| WORK TO DO |
State only how many lines contain the string "nguồn".

── DATA SECTION

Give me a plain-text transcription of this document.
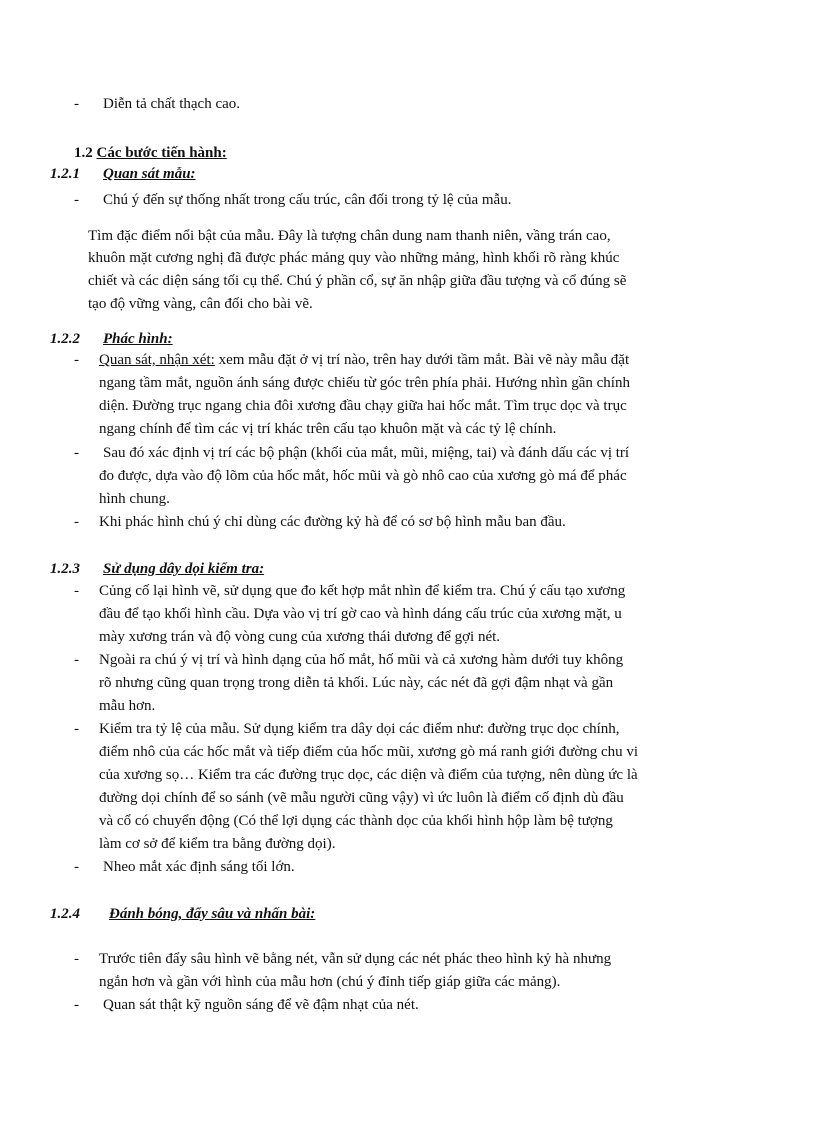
- Diễn tả chất thạch cao.
1.2 Các bước tiến hành:
1.2.1 Quan sát mẫu:
- Chú ý đến sự thống nhất trong cấu trúc, cân đối trong tỷ lệ của mẫu.
Tìm đặc điểm nổi bật của mẫu. Đây là tượng chân dung nam thanh niên, vầng trán cao,
khuôn mặt cương nghị đã được phác mảng quy vào những mảng, hình khối rõ ràng khúc
chiết và các diện sáng tối cụ thể. Chú ý phần cổ, sự ăn nhập giữa đầu tượng và cổ đúng sẽ
tạo độ vững vàng, cân đối cho bài vẽ.
1.2.2 Phác hình:
- Quan sát, nhận xét: xem mẫu đặt ở vị trí nào, trên hay dưới tầm mắt. Bài vẽ này mẫu đặt
ngang tầm mắt, nguồn ánh sáng được chiếu từ góc trên phía phải. Hướng nhìn gần chính
diện. Đường trục ngang chia đôi xương đầu chạy giữa hai hốc mắt. Tìm trục dọc và trục
ngang chính để tìm các vị trí khác trên cấu tạo khuôn mặt và các tỷ lệ chính.
- Sau đó xác định vị trí các bộ phận (khối của mắt, mũi, miệng, tai) và đánh dấu các vị trí
đo được, dựa vào độ lõm của hốc mắt, hốc mũi và gò nhô cao của xương gò má để phác
hình chung.
- Khi phác hình chú ý chỉ dùng các đường kỷ hà để có sơ bộ hình mẫu ban đầu.
1.2.3 Sử dụng dây dọi kiểm tra:
- Củng cố lại hình vẽ, sử dụng que đo kết hợp mắt nhìn để kiểm tra. Chú ý cấu tạo xương
đầu để tạo khối hình cầu. Dựa vào vị trí gờ cao và hình dáng cấu trúc của xương mặt, u
mày xương trán và độ vòng cung của xương thái dương để gợi nét.
- Ngoài ra chú ý vị trí và hình dạng của hố mắt, hố mũi và cả xương hàm dưới tuy không
rõ nhưng cũng quan trọng trong diễn tả khối. Lúc này, các nét đã gợi đậm nhạt và gần
mẫu hơn.
- Kiểm tra tỷ lệ của mẫu. Sử dụng kiểm tra dây dọi các điểm như: đường trục dọc chính,
điểm nhô của các hốc mắt và tiếp điểm của hốc mũi, xương gò má ranh giới đường chu vi
của xương sọ… Kiểm tra các đường trục dọc, các diện và điểm của tượng, nên dùng ức là
đường dọi chính để so sánh (vẽ mẫu người cũng vậy) vì ức luôn là điểm cố định dù đầu
và cổ có chuyển động (Có thể lợi dụng các thành dọc của khối hình hộp làm bệ tượng
làm cơ sở để kiểm tra bằng đường dọi).
- Nheo mắt xác định sáng tối lớn.
1.2.4 Đánh bóng, đẩy sâu và nhấn bài:
- Trước tiên đẩy sâu hình vẽ bằng nét, vẫn sử dụng các nét phác theo hình kỷ hà nhưng
ngắn hơn và gần với hình của mẫu hơn (chú ý đỉnh tiếp giáp giữa các mảng).
- Quan sát thật kỹ nguồn sáng để vẽ đậm nhạt của nét.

────

| SOLUTION BELOW |
2